* Job
Output the material below in full, exactly as it is.
Start of Source records
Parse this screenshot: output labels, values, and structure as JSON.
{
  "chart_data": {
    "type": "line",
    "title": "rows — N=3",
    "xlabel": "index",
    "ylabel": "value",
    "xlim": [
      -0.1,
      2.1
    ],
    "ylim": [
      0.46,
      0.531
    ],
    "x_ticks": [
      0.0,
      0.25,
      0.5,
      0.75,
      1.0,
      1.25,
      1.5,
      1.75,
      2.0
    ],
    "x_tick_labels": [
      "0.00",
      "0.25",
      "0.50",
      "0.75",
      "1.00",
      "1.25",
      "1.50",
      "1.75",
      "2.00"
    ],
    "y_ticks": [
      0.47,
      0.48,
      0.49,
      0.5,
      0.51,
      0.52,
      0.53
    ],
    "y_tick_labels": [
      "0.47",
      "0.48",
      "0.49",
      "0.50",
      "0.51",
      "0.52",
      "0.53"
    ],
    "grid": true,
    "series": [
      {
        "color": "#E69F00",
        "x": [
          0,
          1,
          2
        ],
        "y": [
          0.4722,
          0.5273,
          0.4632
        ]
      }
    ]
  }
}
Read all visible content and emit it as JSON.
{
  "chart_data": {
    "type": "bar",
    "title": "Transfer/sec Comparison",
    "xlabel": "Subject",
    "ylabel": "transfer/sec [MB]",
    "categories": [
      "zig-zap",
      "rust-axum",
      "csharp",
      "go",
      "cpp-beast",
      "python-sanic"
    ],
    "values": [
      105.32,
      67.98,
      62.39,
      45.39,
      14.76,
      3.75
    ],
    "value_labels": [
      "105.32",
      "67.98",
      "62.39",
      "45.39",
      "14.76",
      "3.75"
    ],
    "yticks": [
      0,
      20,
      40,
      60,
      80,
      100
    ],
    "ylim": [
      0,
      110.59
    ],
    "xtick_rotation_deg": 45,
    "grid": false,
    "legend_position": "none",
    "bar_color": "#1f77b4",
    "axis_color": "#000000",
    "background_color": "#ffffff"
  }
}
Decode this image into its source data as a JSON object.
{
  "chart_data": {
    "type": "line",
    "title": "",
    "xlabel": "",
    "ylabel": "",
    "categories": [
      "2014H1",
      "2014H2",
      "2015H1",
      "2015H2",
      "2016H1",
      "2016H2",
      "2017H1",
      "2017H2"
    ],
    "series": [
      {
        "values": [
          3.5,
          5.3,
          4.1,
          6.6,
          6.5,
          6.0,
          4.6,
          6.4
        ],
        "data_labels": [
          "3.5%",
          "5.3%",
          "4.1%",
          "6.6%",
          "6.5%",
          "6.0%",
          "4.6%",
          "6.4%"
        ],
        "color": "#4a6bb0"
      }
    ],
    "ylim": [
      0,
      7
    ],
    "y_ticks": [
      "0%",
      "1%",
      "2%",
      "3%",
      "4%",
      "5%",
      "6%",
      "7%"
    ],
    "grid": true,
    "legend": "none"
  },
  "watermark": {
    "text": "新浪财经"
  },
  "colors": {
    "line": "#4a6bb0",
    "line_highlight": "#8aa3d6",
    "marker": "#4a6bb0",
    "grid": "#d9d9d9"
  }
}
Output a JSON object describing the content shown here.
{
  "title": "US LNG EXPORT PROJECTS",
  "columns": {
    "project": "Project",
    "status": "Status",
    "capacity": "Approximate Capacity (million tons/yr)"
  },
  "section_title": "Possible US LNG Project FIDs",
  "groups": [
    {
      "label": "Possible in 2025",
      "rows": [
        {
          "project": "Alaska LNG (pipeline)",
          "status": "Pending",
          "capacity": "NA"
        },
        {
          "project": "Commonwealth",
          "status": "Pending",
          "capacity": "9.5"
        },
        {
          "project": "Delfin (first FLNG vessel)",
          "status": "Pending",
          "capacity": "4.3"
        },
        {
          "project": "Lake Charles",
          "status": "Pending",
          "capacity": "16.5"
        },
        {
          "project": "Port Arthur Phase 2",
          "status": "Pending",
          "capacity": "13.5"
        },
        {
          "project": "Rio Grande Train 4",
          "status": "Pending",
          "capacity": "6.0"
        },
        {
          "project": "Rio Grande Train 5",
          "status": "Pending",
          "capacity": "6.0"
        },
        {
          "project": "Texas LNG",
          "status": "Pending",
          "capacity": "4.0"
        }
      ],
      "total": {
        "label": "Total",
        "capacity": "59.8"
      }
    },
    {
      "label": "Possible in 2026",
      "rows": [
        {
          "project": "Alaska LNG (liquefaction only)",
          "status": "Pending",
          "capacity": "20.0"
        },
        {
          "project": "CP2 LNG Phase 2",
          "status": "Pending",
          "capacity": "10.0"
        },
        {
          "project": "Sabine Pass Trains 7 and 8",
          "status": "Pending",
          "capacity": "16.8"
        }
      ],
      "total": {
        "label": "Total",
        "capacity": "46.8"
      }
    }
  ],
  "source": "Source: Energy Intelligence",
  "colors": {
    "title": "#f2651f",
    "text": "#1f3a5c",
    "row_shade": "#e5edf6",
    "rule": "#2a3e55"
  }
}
End of Source records
* Answer for this exercise
Parse this screenshot: output labels, values, and structure as JSON.
{
  "chart_data": {
    "type": "line",
    "title": "rows — N=3",
    "xlabel": "index",
    "ylabel": "value",
    "xlim": [
      -0.1,
      2.1
    ],
    "ylim": [
      0.46,
      0.531
    ],
    "x_ticks": [
      0.0,
      0.25,
      0.5,
      0.75,
      1.0,
      1.25,
      1.5,
      1.75,
      2.0
    ],
    "x_tick_labels": [
      "0.00",
      "0.25",
      "0.50",
      "0.75",
      "1.00",
      "1.25",
      "1.50",
      "1.75",
      "2.00"
    ],
    "y_ticks": [
      0.47,
      0.48,
      0.49,
      0.5,
      0.51,
      0.52,
      0.53
    ],
    "y_tick_labels": [
      "0.47",
      "0.48",
      "0.49",
      "0.50",
      "0.51",
      "0.52",
      "0.53"
    ],
    "grid": true,
    "series": [
      {
        "color": "#E69F00",
        "x": [
          0,
          1,
          2
        ],
        "y": [
          0.4722,
          0.5273,
          0.4632
        ]
      }
    ]
  }
}
Read all visible content and emit it as JSON.
{
  "chart_data": {
    "type": "bar",
    "title": "Transfer/sec Comparison",
    "xlabel": "Subject",
    "ylabel": "transfer/sec [MB]",
    "categories": [
      "zig-zap",
      "rust-axum",
      "csharp",
      "go",
      "cpp-beast",
      "python-sanic"
    ],
    "values": [
      105.32,
      67.98,
      62.39,
      45.39,
      14.76,
      3.75
    ],
    "value_labels": [
      "105.32",
      "67.98",
      "62.39",
      "45.39",
      "14.76",
      "3.75"
    ],
    "yticks": [
      0,
      20,
      40,
      60,
      80,
      100
    ],
    "ylim": [
      0,
      110.59
    ],
    "xtick_rotation_deg": 45,
    "grid": false,
    "legend_position": "none",
    "bar_color": "#1f77b4",
    "axis_color": "#000000",
    "background_color": "#ffffff"
  }
}
Decode this image into its source data as a JSON object.
{
  "chart_data": {
    "type": "line",
    "title": "",
    "xlabel": "",
    "ylabel": "",
    "categories": [
      "2014H1",
      "2014H2",
      "2015H1",
      "2015H2",
      "2016H1",
      "2016H2",
      "2017H1",
      "2017H2"
    ],
    "series": [
      {
        "values": [
          3.5,
          5.3,
          4.1,
          6.6,
          6.5,
          6.0,
          4.6,
          6.4
        ],
        "data_labels": [
          "3.5%",
          "5.3%",
          "4.1%",
          "6.6%",
          "6.5%",
          "6.0%",
          "4.6%",
          "6.4%"
        ],
        "color": "#4a6bb0"
      }
    ],
    "ylim": [
      0,
      7
    ],
    "y_ticks": [
      "0%",
      "1%",
      "2%",
      "3%",
      "4%",
      "5%",
      "6%",
      "7%"
    ],
    "grid": true,
    "legend": "none"
  },
  "watermark": {
    "text": "新浪财经"
  },
  "colors": {
    "line": "#4a6bb0",
    "line_highlight": "#8aa3d6",
    "marker": "#4a6bb0",
    "grid": "#d9d9d9"
  }
}
Output a JSON object describing the content shown here.
{
  "title": "US LNG EXPORT PROJECTS",
  "columns": {
    "project": "Project",
    "status": "Status",
    "capacity": "Approximate Capacity (million tons/yr)"
  },
  "section_title": "Possible US LNG Project FIDs",
  "groups": [
    {
      "label": "Possible in 2025",
      "rows": [
        {
          "project": "Alaska LNG (pipeline)",
          "status": "Pending",
          "capacity": "NA"
        },
        {
          "project": "Commonwealth",
          "status": "Pending",
          "capacity": "9.5"
        },
        {
          "project": "Delfin (first FLNG vessel)",
          "status": "Pending",
          "capacity": "4.3"
        },
        {
          "project": "Lake Charles",
          "status": "Pending",
          "capacity": "16.5"
        },
        {
          "project": "Port Arthur Phase 2",
          "status": "Pending",
          "capacity": "13.5"
        },
        {
          "project": "Rio Grande Train 4",
          "status": "Pending",
          "capacity": "6.0"
        },
        {
          "project": "Rio Grande Train 5",
          "status": "Pending",
          "capacity": "6.0"
        },
        {
          "project": "Texas LNG",
          "status": "Pending",
          "capacity": "4.0"
        }
      ],
      "total": {
        "label": "Total",
        "capacity": "59.8"
      }
    },
    {
      "label": "Possible in 2026",
      "rows": [
        {
          "project": "Alaska LNG (liquefaction only)",
          "status": "Pending",
          "capacity": "20.0"
        },
        {
          "project": "CP2 LNG Phase 2",
          "status": "Pending",
          "capacity": "10.0"
        },
        {
          "project": "Sabine Pass Trains 7 and 8",
          "status": "Pending",
          "capacity": "16.8"
        }
      ],
      "total": {
        "label": "Total",
        "capacity": "46.8"
      }
    }
  ],
  "source": "Source: Energy Intelligence",
  "colors": {
    "title": "#f2651f",
    "text": "#1f3a5c",
    "row_shade": "#e5edf6",
    "rule": "#2a3e55"
  }
}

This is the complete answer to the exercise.